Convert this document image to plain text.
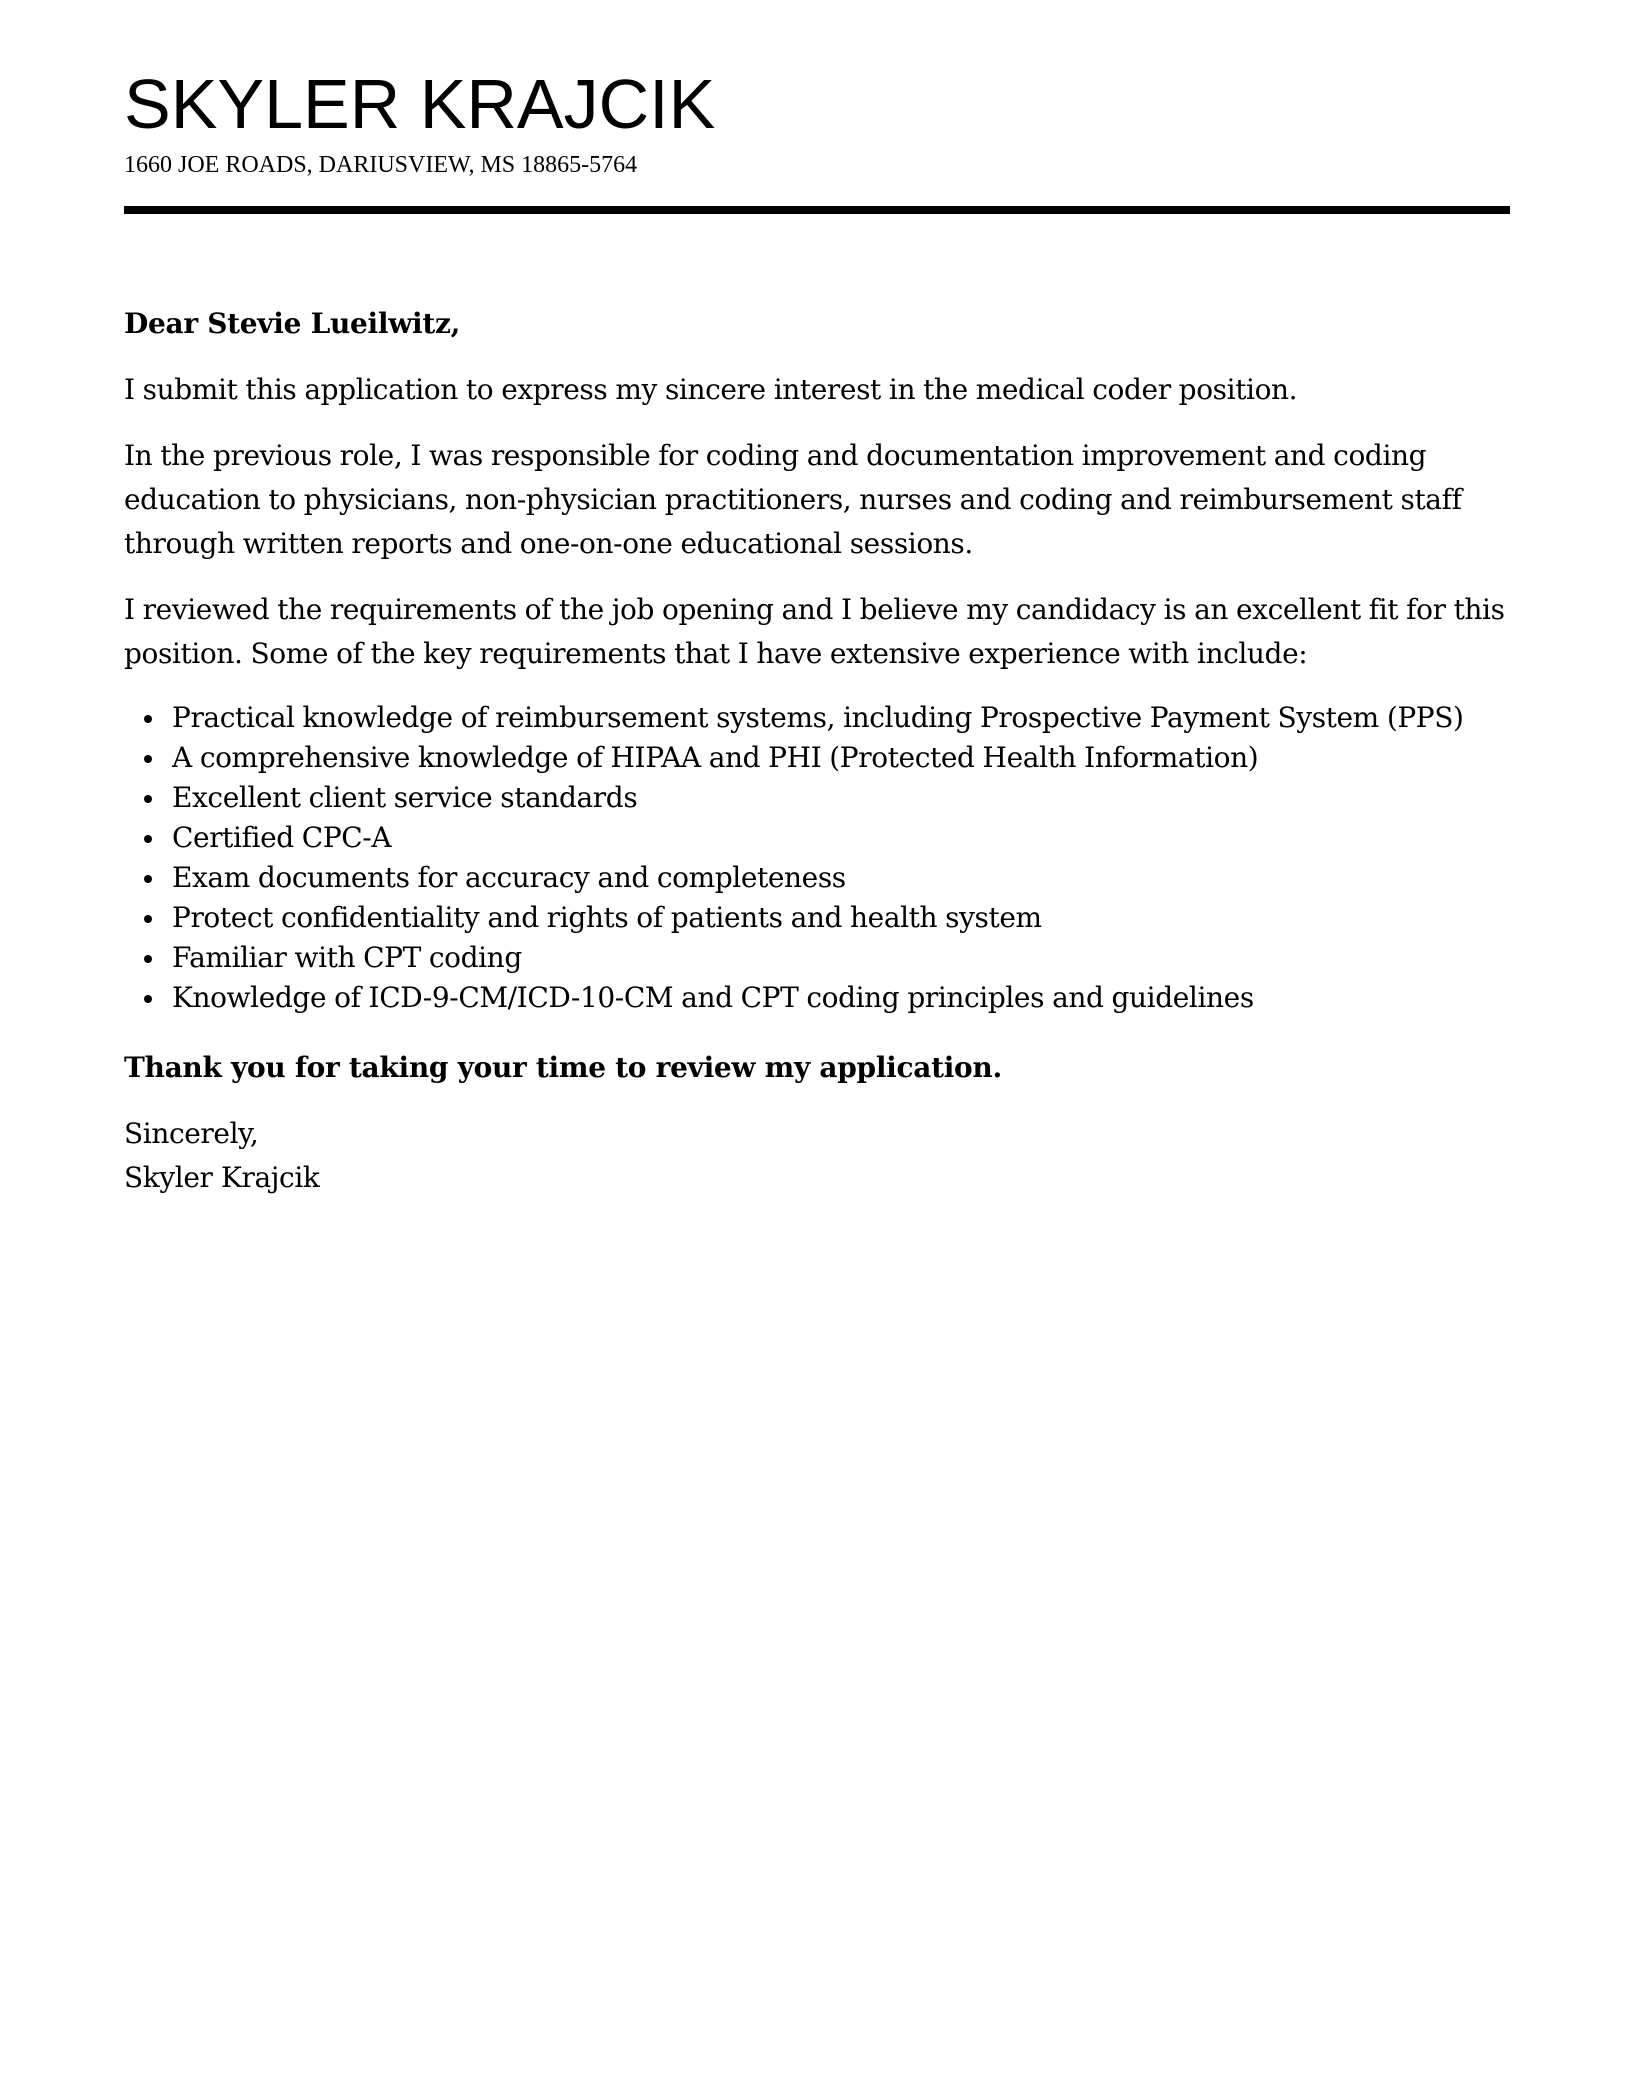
SKYLER KRAJCIK
1660 JOE ROADS, DARIUSVIEW, MS 18865-5764

Dear Stevie Lueilwitz,

I submit this application to express my sincere interest in the medical coder position.

In the previous role, I was responsible for coding and documentation improvement and coding education to physicians, non-physician practitioners, nurses and coding and reimbursement staff through written reports and one-on-one educational sessions.

I reviewed the requirements of the job opening and I believe my candidacy is an excellent fit for this position. Some of the key requirements that I have extensive experience with include:

Practical knowledge of reimbursement systems, including Prospective Payment System (PPS)
A comprehensive knowledge of HIPAA and PHI (Protected Health Information)
Excellent client service standards
Certified CPC-A
Exam documents for accuracy and completeness
Protect confidentiality and rights of patients and health system
Familiar with CPT coding
Knowledge of ICD-9-CM/ICD-10-CM and CPT coding principles and guidelines

Thank you for taking your time to review my application.

Sincerely,
Skyler Krajcik
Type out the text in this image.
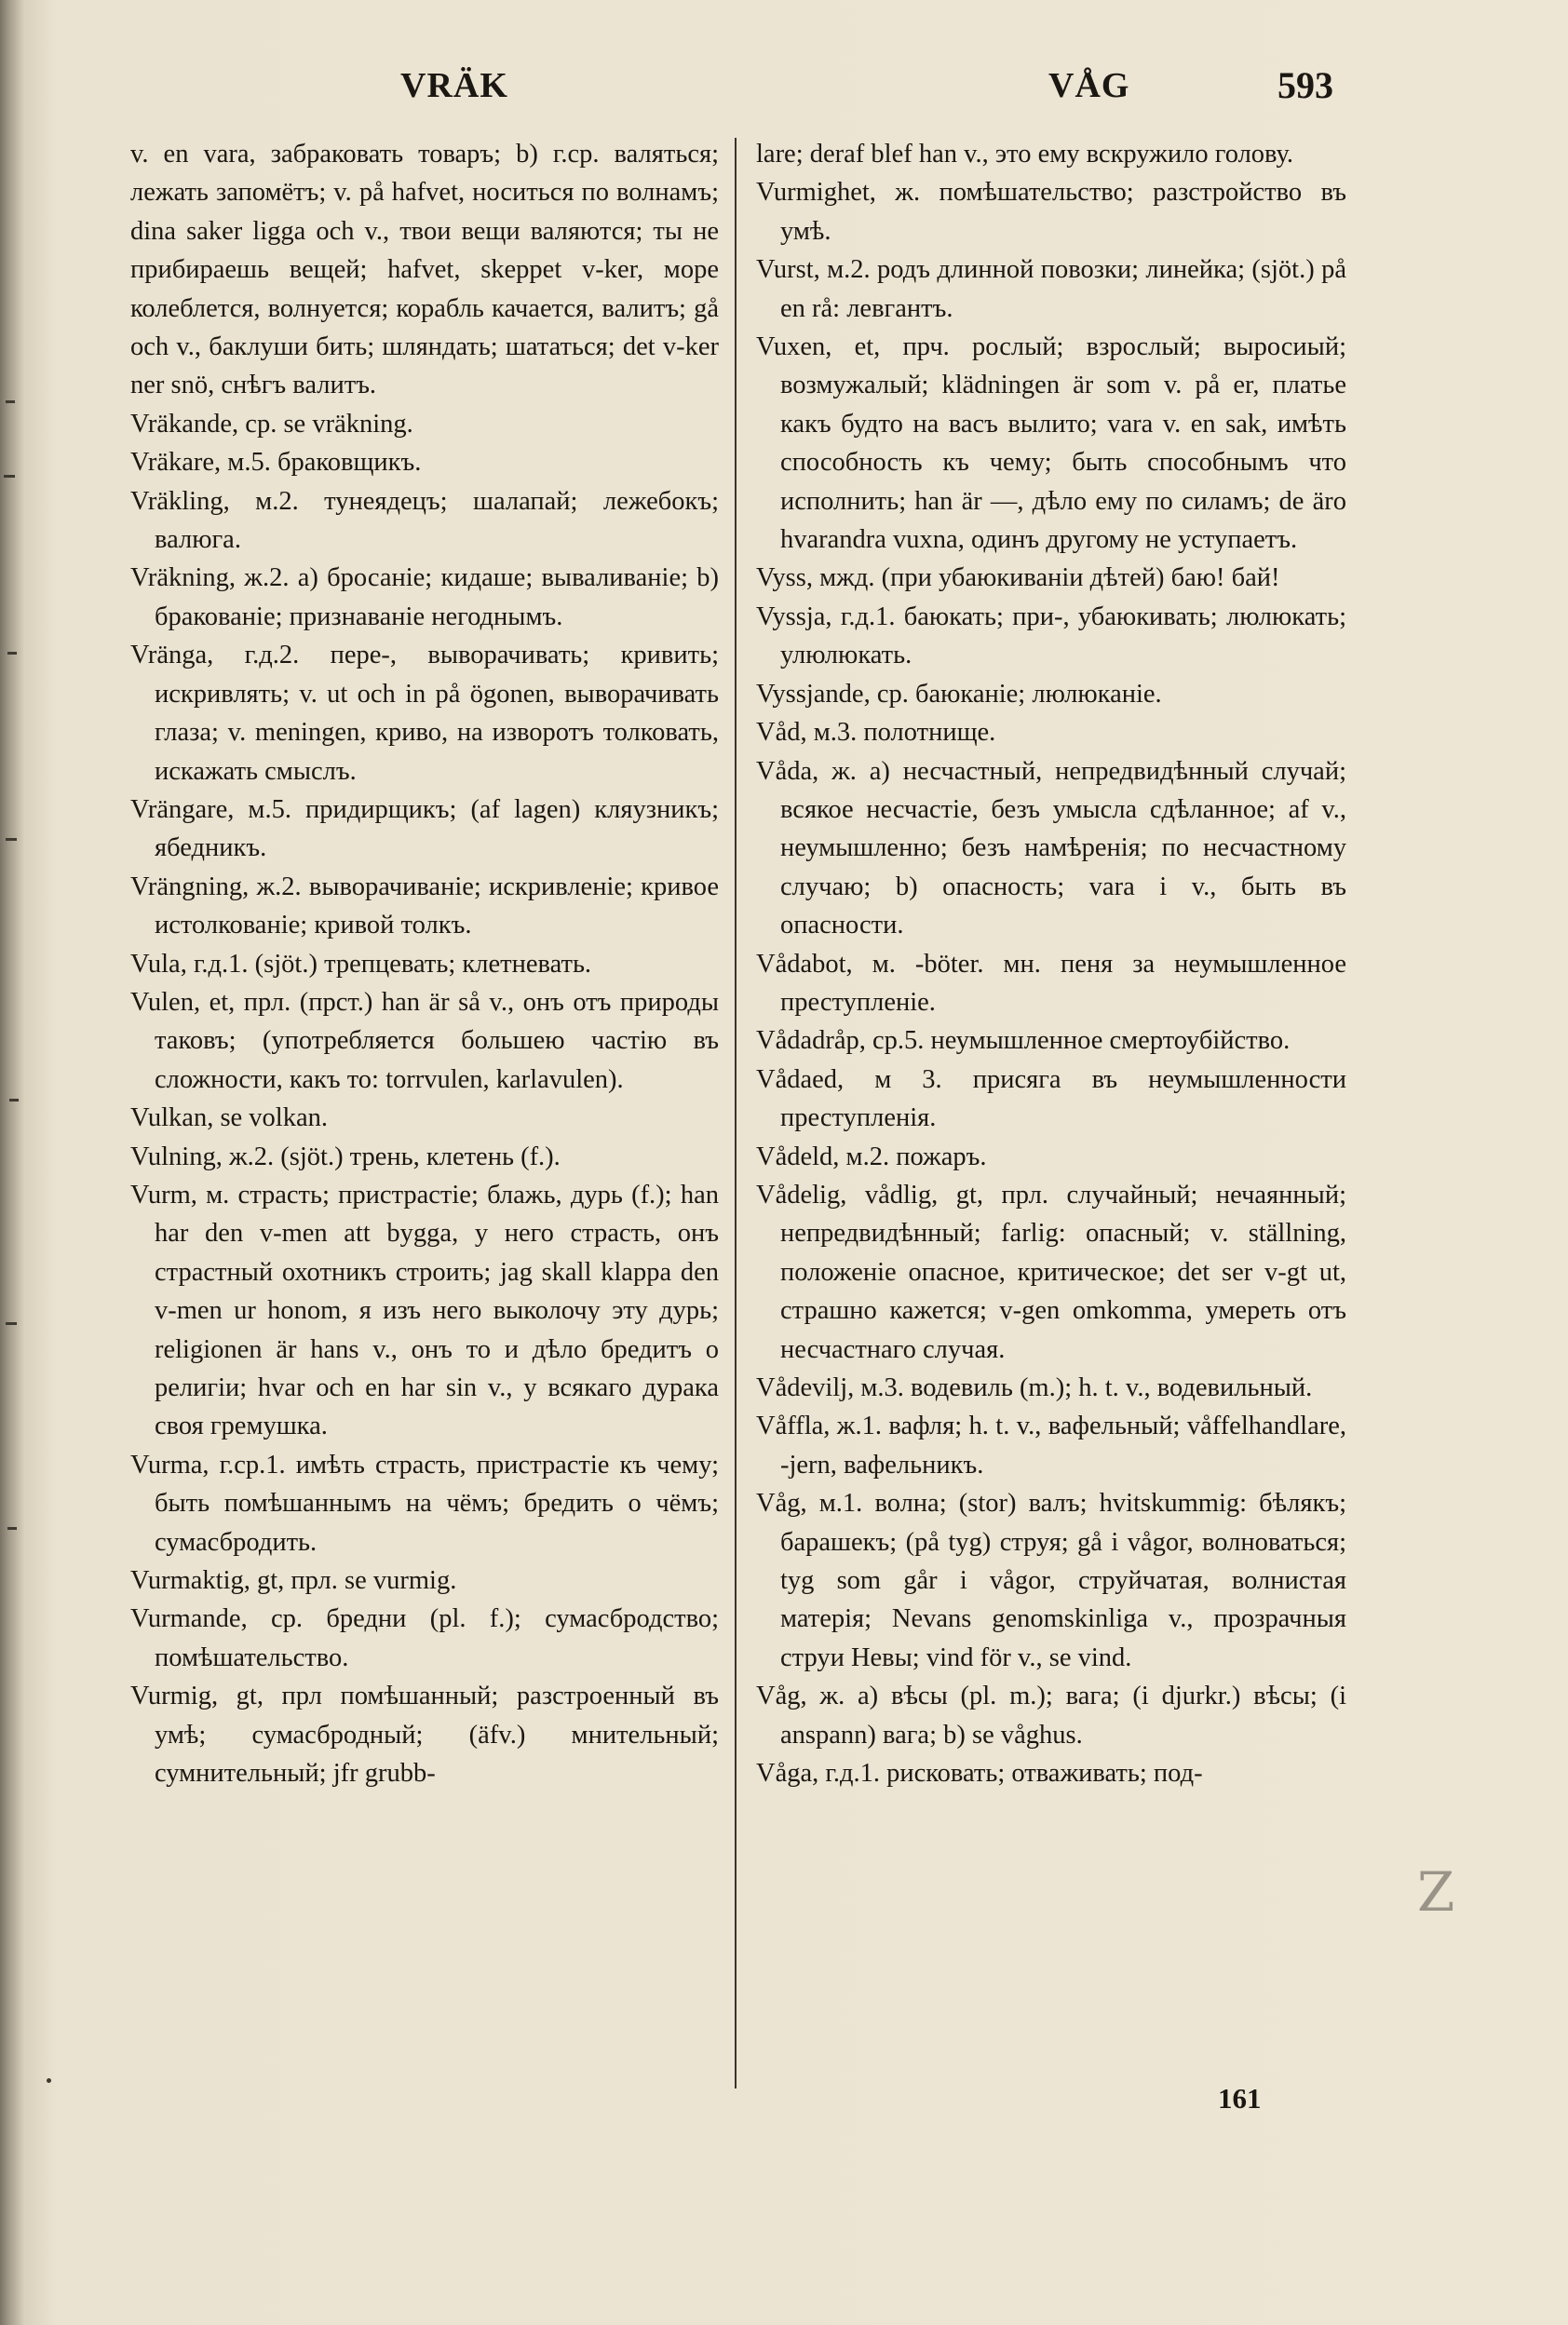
VRÄK	VÅG	593

v. en vara, забраковать товаръ; b) г.ср. валяться; лежать запомётъ; v. på hafvet, носиться по волнамъ; dina saker ligga och v., твои вещи валяются; ты не прибираешь вещей; hafvet, skeppet v-ker, море колеблется, волнуется; корабль качается, валитъ; gå och v., баклуши бить; шляндать; шататься; det v-ker ner snö, снѣгъ валитъ.

Vräkande, ср. se vräkning.

Vräkare, м.5. браковщикъ.

Vräkling, м.2. тунеядецъ; шалапай; лежебокъ; валюга.

Vräkning, ж.2. a) бросаніе; кидаше; вываливаніе; b) бракованіе; признаваніе негоднымъ.

Vränga, г.д.2. пере-, выворачивать; кривить; искривлять; v. ut och in på ögonen, выворачивать глаза; v. meningen, криво, на изворотъ толковать, искажать смыслъ.

Vrängare, м.5. придирщикъ; (af lagen) кляузникъ; ябедникъ.

Vrängning, ж.2. выворачиваніе; искривленіе; кривое истолкованіе; кривой толкъ.

Vula, г.д.1. (sjöt.) трепцевать; клетневать.

Vulen, et, прл. (прст.) han är så v., онъ отъ природы таковъ; (употребляется большею частію въ сложности, какъ то: torrvulen, karlavulen).

Vulkan, se volkan.

Vulning, ж.2. (sjöt.) трень, клетень (f.).

Vurm, м. страсть; пристрастіе; блажь, дурь (f.); han har den v-men att bygga, у него страсть, онъ страстный охотникъ строить; jag skall klappa den v-men ur honom, я изъ него выколочу эту дурь; religionen är hans v., онъ то и дѣло бредитъ о религіи; hvar och en har sin v., у всякаго дурака своя гремушка.

Vurma, г.ср.1. имѣть страсть, пристрастіе къ чему; быть помѣшаннымъ на чёмъ; бредить о чёмъ; сумасбродить.

Vurmaktig, gt, прл. se vurmig.

Vurmande, ср. бредни (pl. f.); сумасбродство; помѣшательство.

Vurmig, gt, прл помѣшанный; разстроенный въ умѣ; сумасбродный; (äfv.) мнительный; сумнительный; jfr grubb-

lare; deraf blef han v., это ему вскружило голову.

Vurmighet, ж. помѣшательство; разстройство въ умѣ.

Vurst, м.2. родъ длинной повозки; линейка; (sjöt.) på en rå: левгантъ.

Vuxen, et, прч. рослый; взрослый; выросиый; возмужалый; klädningen är som v. på er, платье какъ будто на васъ вылито; vara v. en sak, имѣть способность къ чему; быть способнымъ что исполнить; han är —, дѣло ему по силамъ; de äro hvarandra vuxna, одинъ другому не уступаетъ.

Vyss, мжд. (при убаюкиваніи дѣтей) баю! бай!

Vyssja, г.д.1. баюкать; при-, убаюкивать; люлюкать; улюлюкать.

Vyssjande, ср. баюканіе; люлюканіе.

Våd, м.3. полотнище.

Våda, ж. a) несчастный, непредвидѣнный случай; всякое несчастіе, безъ умысла сдѣланное; af v., неумышленно; безъ намѣренія; по несчастному случаю; b) опасность; vara i v., быть въ опасности.

Vådabot, м. -böter. мн. пеня за неумышленное преступленіе.

Vådadråp, ср.5. неумышленное смертоубійство.

Vådaed, м 3. присяга въ неумышленности преступленія.

Vådeld, м.2. пожаръ.

Vådelig, vådlig, gt, прл. случайный; нечаянный; непредвидѣнный; farlig: опасный; v. ställning, положеніе опасное, критическое; det ser v-gt ut, страшно кажется; v-gen omkomma, умереть отъ несчастнаго случая.

Vådevilj, м.3. водевиль (m.); h. t. v., водевильный.

Våffla, ж.1. вафля; h. t. v., вафельный; våffelhandlare, -jern, вафельникъ.

Våg, м.1. волна; (stor) валъ; hvitskummig: бѣлякъ; барашекъ; (på tyg) струя; gå i vågor, волноваться; tyg som går i vågor, струйчатая, волнистая матерія; Nevans genomskinliga v., прозрачныя струи Невы; vind för v., se vind.

Våg, ж. a) вѣсы (pl. m.); вага; (i djurkr.) вѣсы; (i anspann) вага; b) se våghus.

Våga, г.д.1. рисковать; отваживать; под-

Z
161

--- EXERCISE DIRECTIONS ---
For each record above, write out its text exactly and skip any picture.

--- RESPONSE BELOW ---
Convert this document image to plain text.
SKYLER KRAJCIK
1660 JOE ROADS, DARIUSVIEW, MS 18865-5764

Dear Stevie Lueilwitz,

I submit this application to express my sincere interest in the medical coder position.

In the previous role, I was responsible for coding and documentation improvement and coding education to physicians, non-physician practitioners, nurses and coding and reimbursement staff through written reports and one-on-one educational sessions.

I reviewed the requirements of the job opening and I believe my candidacy is an excellent fit for this position. Some of the key requirements that I have extensive experience with include:

Practical knowledge of reimbursement systems, including Prospective Payment System (PPS)
A comprehensive knowledge of HIPAA and PHI (Protected Health Information)
Excellent client service standards
Certified CPC-A
Exam documents for accuracy and completeness
Protect confidentiality and rights of patients and health system
Familiar with CPT coding
Knowledge of ICD-9-CM/ICD-10-CM and CPT coding principles and guidelines

Thank you for taking your time to review my application.

Sincerely,
Skyler Krajcik
Type out the text in this image.
VRÄK	VÅG	593

v. en vara, забраковать товаръ; b) г.ср. валяться; лежать запомётъ; v. på hafvet, носиться по волнамъ; dina saker ligga och v., твои вещи валяются; ты не прибираешь вещей; hafvet, skeppet v-ker, море колеблется, волнуется; корабль качается, валитъ; gå och v., баклуши бить; шляндать; шататься; det v-ker ner snö, снѣгъ валитъ.

Vräkande, ср. se vräkning.

Vräkare, м.5. браковщикъ.

Vräkling, м.2. тунеядецъ; шалапай; лежебокъ; валюга.

Vräkning, ж.2. a) бросаніе; кидаше; вываливаніе; b) бракованіе; признаваніе негоднымъ.

Vränga, г.д.2. пере-, выворачивать; кривить; искривлять; v. ut och in på ögonen, выворачивать глаза; v. meningen, криво, на изворотъ толковать, искажать смыслъ.

Vrängare, м.5. придирщикъ; (af lagen) кляузникъ; ябедникъ.

Vrängning, ж.2. выворачиваніе; искривленіе; кривое истолкованіе; кривой толкъ.

Vula, г.д.1. (sjöt.) трепцевать; клетневать.

Vulen, et, прл. (прст.) han är så v., онъ отъ природы таковъ; (употребляется большею частію въ сложности, какъ то: torrvulen, karlavulen).

Vulkan, se volkan.

Vulning, ж.2. (sjöt.) трень, клетень (f.).

Vurm, м. страсть; пристрастіе; блажь, дурь (f.); han har den v-men att bygga, у него страсть, онъ страстный охотникъ строить; jag skall klappa den v-men ur honom, я изъ него выколочу эту дурь; religionen är hans v., онъ то и дѣло бредитъ о религіи; hvar och en har sin v., у всякаго дурака своя гремушка.

Vurma, г.ср.1. имѣть страсть, пристрастіе къ чему; быть помѣшаннымъ на чёмъ; бредить о чёмъ; сумасбродить.

Vurmaktig, gt, прл. se vurmig.

Vurmande, ср. бредни (pl. f.); сумасбродство; помѣшательство.

Vurmig, gt, прл помѣшанный; разстроенный въ умѣ; сумасбродный; (äfv.) мнительный; сумнительный; jfr grubb-

lare; deraf blef han v., это ему вскружило голову.

Vurmighet, ж. помѣшательство; разстройство въ умѣ.

Vurst, м.2. родъ длинной повозки; линейка; (sjöt.) på en rå: левгантъ.

Vuxen, et, прч. рослый; взрослый; выросиый; возмужалый; klädningen är som v. på er, платье какъ будто на васъ вылито; vara v. en sak, имѣть способность къ чему; быть способнымъ что исполнить; han är —, дѣло ему по силамъ; de äro hvarandra vuxna, одинъ другому не уступаетъ.

Vyss, мжд. (при убаюкиваніи дѣтей) баю! бай!

Vyssja, г.д.1. баюкать; при-, убаюкивать; люлюкать; улюлюкать.

Vyssjande, ср. баюканіе; люлюканіе.

Våd, м.3. полотнище.

Våda, ж. a) несчастный, непредвидѣнный случай; всякое несчастіе, безъ умысла сдѣланное; af v., неумышленно; безъ намѣренія; по несчастному случаю; b) опасность; vara i v., быть въ опасности.

Vådabot, м. -böter. мн. пеня за неумышленное преступленіе.

Vådadråp, ср.5. неумышленное смертоубійство.

Vådaed, м 3. присяга въ неумышленности преступленія.

Vådeld, м.2. пожаръ.

Vådelig, vådlig, gt, прл. случайный; нечаянный; непредвидѣнный; farlig: опасный; v. ställning, положеніе опасное, критическое; det ser v-gt ut, страшно кажется; v-gen omkomma, умереть отъ несчастнаго случая.

Vådevilj, м.3. водевиль (m.); h. t. v., водевильный.

Våffla, ж.1. вафля; h. t. v., вафельный; våffelhandlare, -jern, вафельникъ.

Våg, м.1. волна; (stor) валъ; hvitskummig: бѣлякъ; барашекъ; (på tyg) струя; gå i vågor, волноваться; tyg som går i vågor, струйчатая, волнистая матерія; Nevans genomskinliga v., прозрачныя струи Невы; vind för v., se vind.

Våg, ж. a) вѣсы (pl. m.); вага; (i djurkr.) вѣсы; (i anspann) вага; b) se våghus.

Våga, г.д.1. рисковать; отваживать; под-

Z
161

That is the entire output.